» Supplied information
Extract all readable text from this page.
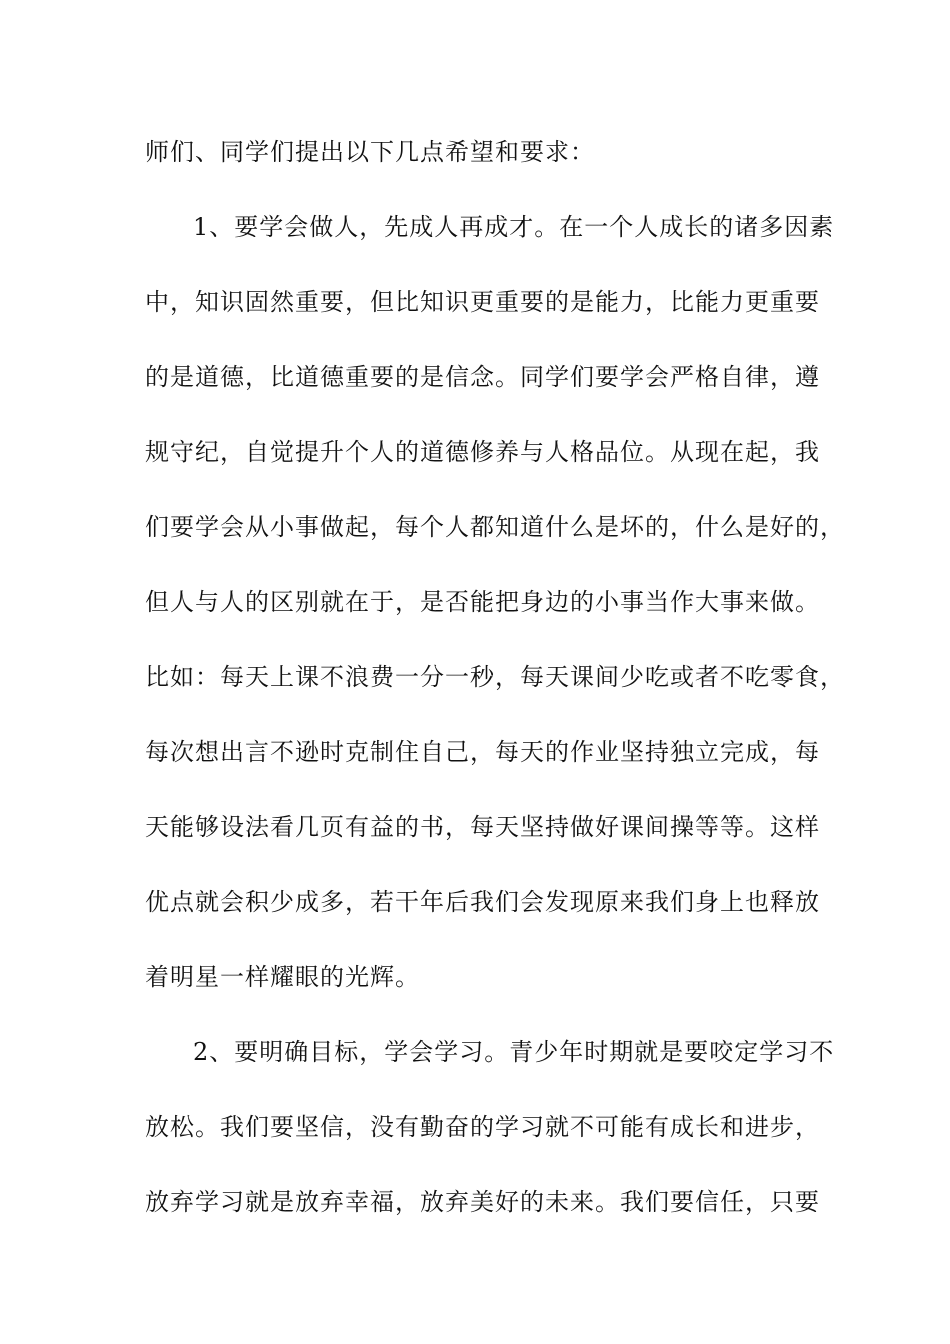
师们、同学们提出以下几点希望和要求：
1、要学会做人，先成人再成才。在一个人成长的诸多因素
中，知识固然重要，但比知识更重要的是能力，比能力更重要
的是道德，比道德重要的是信念。同学们要学会严格自律，遵
规守纪，自觉提升个人的道德修养与人格品位。从现在起，我
们要学会从小事做起，每个人都知道什么是坏的，什么是好的，
但人与人的区别就在于，是否能把身边的小事当作大事来做。
比如：每天上课不浪费一分一秒，每天课间少吃或者不吃零食，
每次想出言不逊时克制住自己，每天的作业坚持独立完成，每
天能够设法看几页有益的书，每天坚持做好课间操等等。这样
优点就会积少成多，若干年后我们会发现原来我们身上也释放
着明星一样耀眼的光辉。
2、要明确目标，学会学习。青少年时期就是要咬定学习不
放松。我们要坚信，没有勤奋的学习就不可能有成长和进步，
放弃学习就是放弃幸福，放弃美好的未来。我们要信任，只要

» What is required
Print the complete listing exactly as it stands, without its pictures.

» Complete output
Extract all readable text from this page.
师们、同学们提出以下几点希望和要求：
1、要学会做人，先成人再成才。在一个人成长的诸多因素
中，知识固然重要，但比知识更重要的是能力，比能力更重要
的是道德，比道德重要的是信念。同学们要学会严格自律，遵
规守纪，自觉提升个人的道德修养与人格品位。从现在起，我
们要学会从小事做起，每个人都知道什么是坏的，什么是好的，
但人与人的区别就在于，是否能把身边的小事当作大事来做。
比如：每天上课不浪费一分一秒，每天课间少吃或者不吃零食，
每次想出言不逊时克制住自己，每天的作业坚持独立完成，每
天能够设法看几页有益的书，每天坚持做好课间操等等。这样
优点就会积少成多，若干年后我们会发现原来我们身上也释放
着明星一样耀眼的光辉。
2、要明确目标，学会学习。青少年时期就是要咬定学习不
放松。我们要坚信，没有勤奋的学习就不可能有成长和进步，
放弃学习就是放弃幸福，放弃美好的未来。我们要信任，只要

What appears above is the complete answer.